_Given request_:
Return all lines that include the string "Brisang".

— START OF Record set —

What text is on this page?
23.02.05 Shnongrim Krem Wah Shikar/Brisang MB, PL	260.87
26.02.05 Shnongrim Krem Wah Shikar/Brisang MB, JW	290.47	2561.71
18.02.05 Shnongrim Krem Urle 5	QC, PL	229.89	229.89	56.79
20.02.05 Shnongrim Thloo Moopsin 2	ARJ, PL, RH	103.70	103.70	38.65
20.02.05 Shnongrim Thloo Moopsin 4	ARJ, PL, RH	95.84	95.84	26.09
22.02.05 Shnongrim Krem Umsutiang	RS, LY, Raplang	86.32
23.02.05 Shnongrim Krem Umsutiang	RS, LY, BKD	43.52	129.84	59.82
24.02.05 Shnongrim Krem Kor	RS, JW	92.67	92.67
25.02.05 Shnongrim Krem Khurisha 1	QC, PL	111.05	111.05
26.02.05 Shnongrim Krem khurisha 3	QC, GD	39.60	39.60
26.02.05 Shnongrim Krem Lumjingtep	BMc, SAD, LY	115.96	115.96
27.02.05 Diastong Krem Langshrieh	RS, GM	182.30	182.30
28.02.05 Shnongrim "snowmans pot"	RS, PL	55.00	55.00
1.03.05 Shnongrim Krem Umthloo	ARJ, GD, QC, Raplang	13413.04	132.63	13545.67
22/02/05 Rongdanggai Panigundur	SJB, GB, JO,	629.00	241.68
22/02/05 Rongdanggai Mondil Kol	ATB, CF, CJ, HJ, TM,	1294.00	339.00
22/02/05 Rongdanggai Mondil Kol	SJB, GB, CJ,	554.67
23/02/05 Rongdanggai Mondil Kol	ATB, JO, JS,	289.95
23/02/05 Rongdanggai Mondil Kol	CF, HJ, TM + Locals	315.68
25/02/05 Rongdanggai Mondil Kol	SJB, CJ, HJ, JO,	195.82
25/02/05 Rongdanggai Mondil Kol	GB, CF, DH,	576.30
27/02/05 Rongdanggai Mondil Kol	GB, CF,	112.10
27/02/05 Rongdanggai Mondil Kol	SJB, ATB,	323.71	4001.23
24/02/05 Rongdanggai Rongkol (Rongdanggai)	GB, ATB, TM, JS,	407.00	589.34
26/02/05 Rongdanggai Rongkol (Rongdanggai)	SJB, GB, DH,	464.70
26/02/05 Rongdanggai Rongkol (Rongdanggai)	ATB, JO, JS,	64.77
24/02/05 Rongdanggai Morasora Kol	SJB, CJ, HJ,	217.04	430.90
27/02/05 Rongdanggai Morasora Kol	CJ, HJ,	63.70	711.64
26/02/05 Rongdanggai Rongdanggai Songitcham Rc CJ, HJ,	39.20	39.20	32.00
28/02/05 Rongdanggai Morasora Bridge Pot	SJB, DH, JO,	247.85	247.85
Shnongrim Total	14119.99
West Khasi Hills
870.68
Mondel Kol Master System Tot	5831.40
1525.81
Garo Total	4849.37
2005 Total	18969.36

— END OF Record set —

_Output of the task_:
23.02.05 Shnongrim Krem Wah Shikar/Brisang MB, PL	260.87
26.02.05 Shnongrim Krem Wah Shikar/Brisang MB, JW	290.47	2561.71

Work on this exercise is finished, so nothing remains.